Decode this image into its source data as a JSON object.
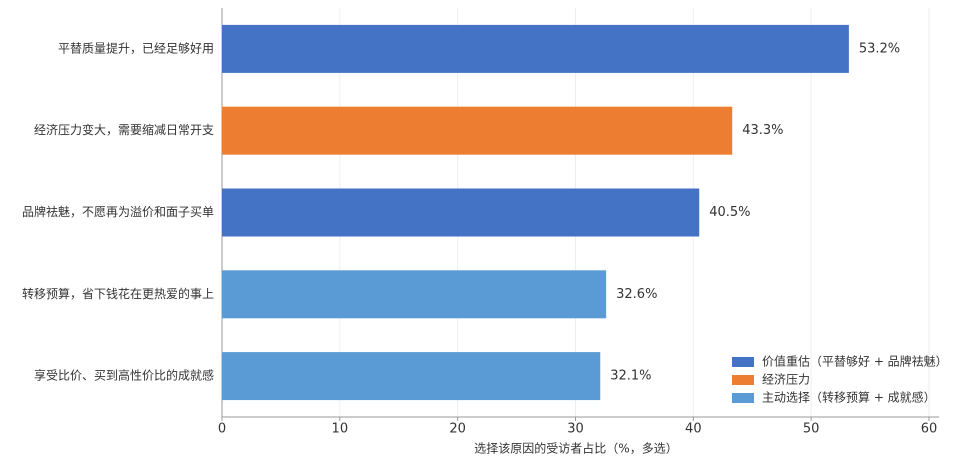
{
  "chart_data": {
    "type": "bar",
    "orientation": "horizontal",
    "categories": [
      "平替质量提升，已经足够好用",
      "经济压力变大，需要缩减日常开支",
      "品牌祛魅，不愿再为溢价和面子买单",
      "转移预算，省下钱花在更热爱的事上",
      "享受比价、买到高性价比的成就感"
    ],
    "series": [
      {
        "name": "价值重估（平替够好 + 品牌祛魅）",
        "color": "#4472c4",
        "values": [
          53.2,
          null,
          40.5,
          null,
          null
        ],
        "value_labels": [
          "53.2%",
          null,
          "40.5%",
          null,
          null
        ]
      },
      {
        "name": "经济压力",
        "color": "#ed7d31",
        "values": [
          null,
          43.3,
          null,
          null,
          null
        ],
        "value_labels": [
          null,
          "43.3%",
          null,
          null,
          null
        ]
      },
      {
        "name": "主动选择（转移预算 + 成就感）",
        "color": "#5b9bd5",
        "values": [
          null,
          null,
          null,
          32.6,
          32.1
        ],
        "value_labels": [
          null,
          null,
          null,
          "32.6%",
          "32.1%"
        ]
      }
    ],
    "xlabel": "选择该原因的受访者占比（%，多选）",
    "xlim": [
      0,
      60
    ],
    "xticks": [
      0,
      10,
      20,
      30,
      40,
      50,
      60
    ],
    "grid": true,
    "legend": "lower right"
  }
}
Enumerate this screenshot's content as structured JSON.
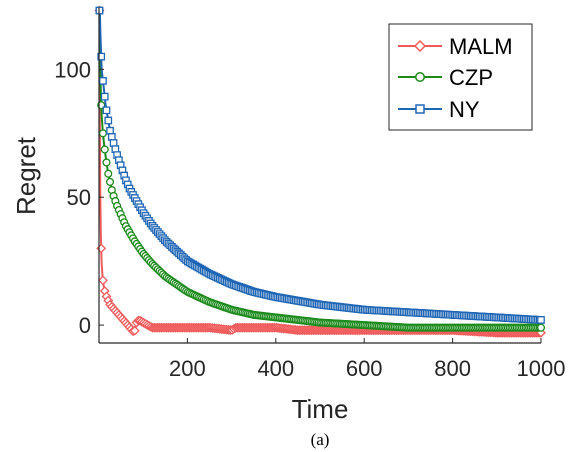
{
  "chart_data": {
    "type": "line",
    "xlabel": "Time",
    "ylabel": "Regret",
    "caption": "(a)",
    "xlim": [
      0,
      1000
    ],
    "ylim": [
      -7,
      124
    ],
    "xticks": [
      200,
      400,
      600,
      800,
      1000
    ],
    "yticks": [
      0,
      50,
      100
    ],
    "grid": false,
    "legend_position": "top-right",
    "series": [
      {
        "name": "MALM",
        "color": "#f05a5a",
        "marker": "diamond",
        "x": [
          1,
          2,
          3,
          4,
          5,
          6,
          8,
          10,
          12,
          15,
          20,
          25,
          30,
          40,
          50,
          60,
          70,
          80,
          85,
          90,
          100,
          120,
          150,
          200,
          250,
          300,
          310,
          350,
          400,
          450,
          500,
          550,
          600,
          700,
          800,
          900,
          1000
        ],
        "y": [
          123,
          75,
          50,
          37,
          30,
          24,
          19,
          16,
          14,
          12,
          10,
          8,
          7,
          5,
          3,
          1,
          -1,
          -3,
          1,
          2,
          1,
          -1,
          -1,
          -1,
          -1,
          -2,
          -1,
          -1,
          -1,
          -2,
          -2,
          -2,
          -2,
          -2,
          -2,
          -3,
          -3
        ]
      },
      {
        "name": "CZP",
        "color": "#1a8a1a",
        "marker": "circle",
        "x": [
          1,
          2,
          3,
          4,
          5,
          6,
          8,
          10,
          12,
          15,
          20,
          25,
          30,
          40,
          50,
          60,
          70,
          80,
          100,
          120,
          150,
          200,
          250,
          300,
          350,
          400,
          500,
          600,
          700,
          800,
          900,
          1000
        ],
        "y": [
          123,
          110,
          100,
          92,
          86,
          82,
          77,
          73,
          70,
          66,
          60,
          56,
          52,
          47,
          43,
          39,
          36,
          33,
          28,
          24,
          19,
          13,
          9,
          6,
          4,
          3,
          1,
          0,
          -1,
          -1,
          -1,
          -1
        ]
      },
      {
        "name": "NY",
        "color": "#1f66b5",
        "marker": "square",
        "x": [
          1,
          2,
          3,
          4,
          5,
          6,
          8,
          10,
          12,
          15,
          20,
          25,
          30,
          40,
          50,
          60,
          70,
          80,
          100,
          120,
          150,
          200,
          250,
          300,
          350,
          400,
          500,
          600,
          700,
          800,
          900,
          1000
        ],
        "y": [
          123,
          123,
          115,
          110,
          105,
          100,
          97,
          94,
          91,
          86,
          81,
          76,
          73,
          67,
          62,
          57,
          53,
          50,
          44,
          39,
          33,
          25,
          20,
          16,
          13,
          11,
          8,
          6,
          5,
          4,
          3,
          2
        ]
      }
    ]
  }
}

» **Goal of the exercise**:
Print each line of the material above exactly, with the pictures removed from your copy.

» **Written response**:
Decode this image into its source data as a JSON object.
{
  "chart_data": {
    "type": "bar",
    "orientation": "horizontal",
    "categories": [
      "平替质量提升，已经足够好用",
      "经济压力变大，需要缩减日常开支",
      "品牌祛魅，不愿再为溢价和面子买单",
      "转移预算，省下钱花在更热爱的事上",
      "享受比价、买到高性价比的成就感"
    ],
    "series": [
      {
        "name": "价值重估（平替够好 + 品牌祛魅）",
        "color": "#4472c4",
        "values": [
          53.2,
          null,
          40.5,
          null,
          null
        ],
        "value_labels": [
          "53.2%",
          null,
          "40.5%",
          null,
          null
        ]
      },
      {
        "name": "经济压力",
        "color": "#ed7d31",
        "values": [
          null,
          43.3,
          null,
          null,
          null
        ],
        "value_labels": [
          null,
          "43.3%",
          null,
          null,
          null
        ]
      },
      {
        "name": "主动选择（转移预算 + 成就感）",
        "color": "#5b9bd5",
        "values": [
          null,
          null,
          null,
          32.6,
          32.1
        ],
        "value_labels": [
          null,
          null,
          null,
          "32.6%",
          "32.1%"
        ]
      }
    ],
    "xlabel": "选择该原因的受访者占比（%，多选）",
    "xlim": [
      0,
      60
    ],
    "xticks": [
      0,
      10,
      20,
      30,
      40,
      50,
      60
    ],
    "grid": true,
    "legend": "lower right"
  }
}
Enumerate this screenshot's content as structured JSON.
{
  "chart_data": {
    "type": "line",
    "xlabel": "Time",
    "ylabel": "Regret",
    "caption": "(a)",
    "xlim": [
      0,
      1000
    ],
    "ylim": [
      -7,
      124
    ],
    "xticks": [
      200,
      400,
      600,
      800,
      1000
    ],
    "yticks": [
      0,
      50,
      100
    ],
    "grid": false,
    "legend_position": "top-right",
    "series": [
      {
        "name": "MALM",
        "color": "#f05a5a",
        "marker": "diamond",
        "x": [
          1,
          2,
          3,
          4,
          5,
          6,
          8,
          10,
          12,
          15,
          20,
          25,
          30,
          40,
          50,
          60,
          70,
          80,
          85,
          90,
          100,
          120,
          150,
          200,
          250,
          300,
          310,
          350,
          400,
          450,
          500,
          550,
          600,
          700,
          800,
          900,
          1000
        ],
        "y": [
          123,
          75,
          50,
          37,
          30,
          24,
          19,
          16,
          14,
          12,
          10,
          8,
          7,
          5,
          3,
          1,
          -1,
          -3,
          1,
          2,
          1,
          -1,
          -1,
          -1,
          -1,
          -2,
          -1,
          -1,
          -1,
          -2,
          -2,
          -2,
          -2,
          -2,
          -2,
          -3,
          -3
        ]
      },
      {
        "name": "CZP",
        "color": "#1a8a1a",
        "marker": "circle",
        "x": [
          1,
          2,
          3,
          4,
          5,
          6,
          8,
          10,
          12,
          15,
          20,
          25,
          30,
          40,
          50,
          60,
          70,
          80,
          100,
          120,
          150,
          200,
          250,
          300,
          350,
          400,
          500,
          600,
          700,
          800,
          900,
          1000
        ],
        "y": [
          123,
          110,
          100,
          92,
          86,
          82,
          77,
          73,
          70,
          66,
          60,
          56,
          52,
          47,
          43,
          39,
          36,
          33,
          28,
          24,
          19,
          13,
          9,
          6,
          4,
          3,
          1,
          0,
          -1,
          -1,
          -1,
          -1
        ]
      },
      {
        "name": "NY",
        "color": "#1f66b5",
        "marker": "square",
        "x": [
          1,
          2,
          3,
          4,
          5,
          6,
          8,
          10,
          12,
          15,
          20,
          25,
          30,
          40,
          50,
          60,
          70,
          80,
          100,
          120,
          150,
          200,
          250,
          300,
          350,
          400,
          500,
          600,
          700,
          800,
          900,
          1000
        ],
        "y": [
          123,
          123,
          115,
          110,
          105,
          100,
          97,
          94,
          91,
          86,
          81,
          76,
          73,
          67,
          62,
          57,
          53,
          50,
          44,
          39,
          33,
          25,
          20,
          16,
          13,
          11,
          8,
          6,
          5,
          4,
          3,
          2
        ]
      }
    ]
  }
}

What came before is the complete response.